## Problem to solve
Your task is to give the data again, exactly, with every line intact.

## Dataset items
++++++++

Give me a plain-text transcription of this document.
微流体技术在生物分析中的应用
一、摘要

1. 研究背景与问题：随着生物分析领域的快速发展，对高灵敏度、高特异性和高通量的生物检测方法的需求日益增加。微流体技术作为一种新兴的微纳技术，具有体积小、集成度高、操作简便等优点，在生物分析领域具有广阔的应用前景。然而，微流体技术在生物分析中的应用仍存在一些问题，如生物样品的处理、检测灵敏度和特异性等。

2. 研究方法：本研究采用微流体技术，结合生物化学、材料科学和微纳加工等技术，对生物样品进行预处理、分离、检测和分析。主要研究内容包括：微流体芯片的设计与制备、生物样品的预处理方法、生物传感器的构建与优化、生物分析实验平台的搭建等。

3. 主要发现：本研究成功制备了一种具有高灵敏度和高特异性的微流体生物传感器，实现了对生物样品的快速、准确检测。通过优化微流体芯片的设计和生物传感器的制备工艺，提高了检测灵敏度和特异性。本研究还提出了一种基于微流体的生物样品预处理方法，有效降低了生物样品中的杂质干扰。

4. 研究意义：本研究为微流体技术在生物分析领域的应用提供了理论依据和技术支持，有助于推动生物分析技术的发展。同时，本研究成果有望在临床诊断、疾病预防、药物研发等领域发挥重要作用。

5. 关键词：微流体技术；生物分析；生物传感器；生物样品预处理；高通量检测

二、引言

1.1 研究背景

++++++++

## Right answer
Give me a plain-text transcription of this document.
微流体技术在生物分析中的应用
一、摘要

1. 研究背景与问题：随着生物分析领域的快速发展，对高灵敏度、高特异性和高通量的生物检测方法的需求日益增加。微流体技术作为一种新兴的微纳技术，具有体积小、集成度高、操作简便等优点，在生物分析领域具有广阔的应用前景。然而，微流体技术在生物分析中的应用仍存在一些问题，如生物样品的处理、检测灵敏度和特异性等。

2. 研究方法：本研究采用微流体技术，结合生物化学、材料科学和微纳加工等技术，对生物样品进行预处理、分离、检测和分析。主要研究内容包括：微流体芯片的设计与制备、生物样品的预处理方法、生物传感器的构建与优化、生物分析实验平台的搭建等。

3. 主要发现：本研究成功制备了一种具有高灵敏度和高特异性的微流体生物传感器，实现了对生物样品的快速、准确检测。通过优化微流体芯片的设计和生物传感器的制备工艺，提高了检测灵敏度和特异性。本研究还提出了一种基于微流体的生物样品预处理方法，有效降低了生物样品中的杂质干扰。

4. 研究意义：本研究为微流体技术在生物分析领域的应用提供了理论依据和技术支持，有助于推动生物分析技术的发展。同时，本研究成果有望在临床诊断、疾病预防、药物研发等领域发挥重要作用。

5. 关键词：微流体技术；生物分析；生物传感器；生物样品预处理；高通量检测

二、引言

1.1 研究背景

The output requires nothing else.